• Instructions to follow
Copy the records below exactly as they appear.

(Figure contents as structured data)
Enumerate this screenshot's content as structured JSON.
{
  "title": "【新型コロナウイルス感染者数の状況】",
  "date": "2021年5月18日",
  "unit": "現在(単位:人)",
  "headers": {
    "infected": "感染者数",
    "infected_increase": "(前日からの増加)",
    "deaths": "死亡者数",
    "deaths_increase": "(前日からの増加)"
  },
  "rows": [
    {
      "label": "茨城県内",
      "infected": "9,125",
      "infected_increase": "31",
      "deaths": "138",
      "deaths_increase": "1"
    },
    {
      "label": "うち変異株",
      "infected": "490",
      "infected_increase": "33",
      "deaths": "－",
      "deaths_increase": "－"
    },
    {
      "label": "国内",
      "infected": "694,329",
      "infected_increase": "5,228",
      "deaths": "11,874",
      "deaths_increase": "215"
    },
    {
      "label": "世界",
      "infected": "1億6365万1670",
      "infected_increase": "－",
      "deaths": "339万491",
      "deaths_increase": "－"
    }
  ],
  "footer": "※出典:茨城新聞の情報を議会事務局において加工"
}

• The response
Enumerate this screenshot's content as structured JSON.
{
  "title": "【新型コロナウイルス感染者数の状況】",
  "date": "2021年5月18日",
  "unit": "現在(単位:人)",
  "headers": {
    "infected": "感染者数",
    "infected_increase": "(前日からの増加)",
    "deaths": "死亡者数",
    "deaths_increase": "(前日からの増加)"
  },
  "rows": [
    {
      "label": "茨城県内",
      "infected": "9,125",
      "infected_increase": "31",
      "deaths": "138",
      "deaths_increase": "1"
    },
    {
      "label": "うち変異株",
      "infected": "490",
      "infected_increase": "33",
      "deaths": "－",
      "deaths_increase": "－"
    },
    {
      "label": "国内",
      "infected": "694,329",
      "infected_increase": "5,228",
      "deaths": "11,874",
      "deaths_increase": "215"
    },
    {
      "label": "世界",
      "infected": "1億6365万1670",
      "infected_increase": "－",
      "deaths": "339万491",
      "deaths_increase": "－"
    }
  ],
  "footer": "※出典:茨城新聞の情報を議会事務局において加工"
}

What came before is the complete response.